* [Try it] From the entries below, gather every line containing the string "Hyresintäkter".

* [Supplied material]
• • •

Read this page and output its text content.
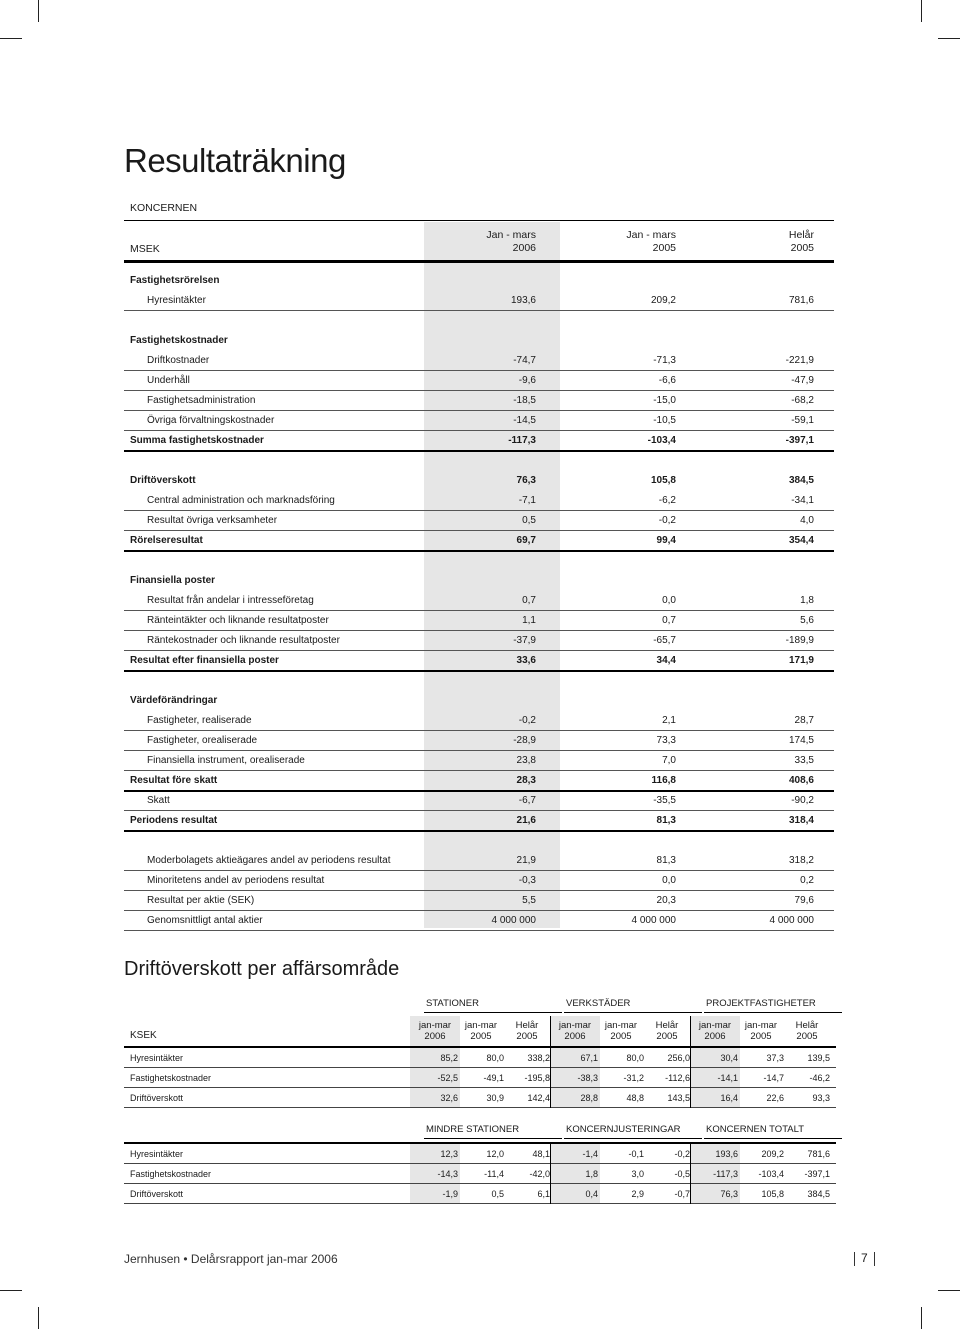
Resultaträkning
KONCERNEN
MSEK
Jan - mars
2006
Jan - mars
2005
Helår
2005
Fastighetsrörelsen
Hyresintäkter	193,6	209,2	781,6
Fastighetskostnader
Driftkostnader	-74,7	-71,3	-221,9
Underhåll	-9,6	-6,6	-47,9
Fastighetsadministration	-18,5	-15,0	-68,2
Övriga förvaltningskostnader	-14,5	-10,5	-59,1
Summa fastighetskostnader	-117,3	-103,4	-397,1
Driftöverskott	76,3	105,8	384,5
Central administration och marknadsföring	-7,1	-6,2	-34,1
Resultat övriga verksamheter	0,5	-0,2	4,0
Rörelseresultat	69,7	99,4	354,4
Finansiella poster
Resultat från andelar i intresseföretag	0,7	0,0	1,8
Ränteintäkter och liknande resultatposter	1,1	0,7	5,6
Räntekostnader och liknande resultatposter	-37,9	-65,7	-189,9
Resultat efter finansiella poster	33,6	34,4	171,9
Värdeförändringar
Fastigheter, realiserade	-0,2	2,1	28,7
Fastigheter, orealiserade	-28,9	73,3	174,5
Finansiella instrument, orealiserade	23,8	7,0	33,5
Resultat före skatt	28,3	116,8	408,6
Skatt	-6,7	-35,5	-90,2
Periodens resultat	21,6	81,3	318,4
Moderbolagets aktieägares andel av periodens resultat	21,9	81,3	318,2
Minoritetens andel av periodens resultat	-0,3	0,0	0,2
Resultat per aktie (SEK)	5,5	20,3	79,6
Genomsnittligt antal aktier	4 000 000	4 000 000	4 000 000
Driftöverskott per affärsområde
STATIONER	VERKSTÄDER	PROJEKTFASTIGHETER
KSEK
jan-mar
2006
jan-mar
2005
Helår
2005
jan-mar
2006
jan-mar
2005
Helår
2005
jan-mar
2006
jan-mar
2005
Helår
2005
Hyresintäkter	85,2	80,0	338,2	67,1	80,0	256,0	30,4	37,3	139,5
Fastighetskostnader	-52,5	-49,1	-195,8	-38,3	-31,2	-112,6	-14,1	-14,7	-46,2
Driftöverskott	32,6	30,9	142,4	28,8	48,8	143,5	16,4	22,6	93,3
MINDRE STATIONER	KONCERNJUSTERINGAR	KONCERNEN TOTALT
Hyresintäkter	12,3	12,0	48,1	-1,4	-0,1	-0,2	193,6	209,2	781,6
Fastighetskostnader	-14,3	-11,4	-42,0	1,8	3,0	-0,5	-117,3	-103,4	-397,1
Driftöverskott	-1,9	0,5	6,1	0,4	2,9	-0,7	76,3	105,8	384,5
Jernhusen • Delårsrapport jan-mar 2006	7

• • •

* [Your response]
Hyresintäkter	193,6	209,2	781,6
Hyresintäkter	85,2	80,0	338,2	67,1	80,0	256,0	30,4	37,3	139,5
Hyresintäkter	12,3	12,0	48,1	-1,4	-0,1	-0,2	193,6	209,2	781,6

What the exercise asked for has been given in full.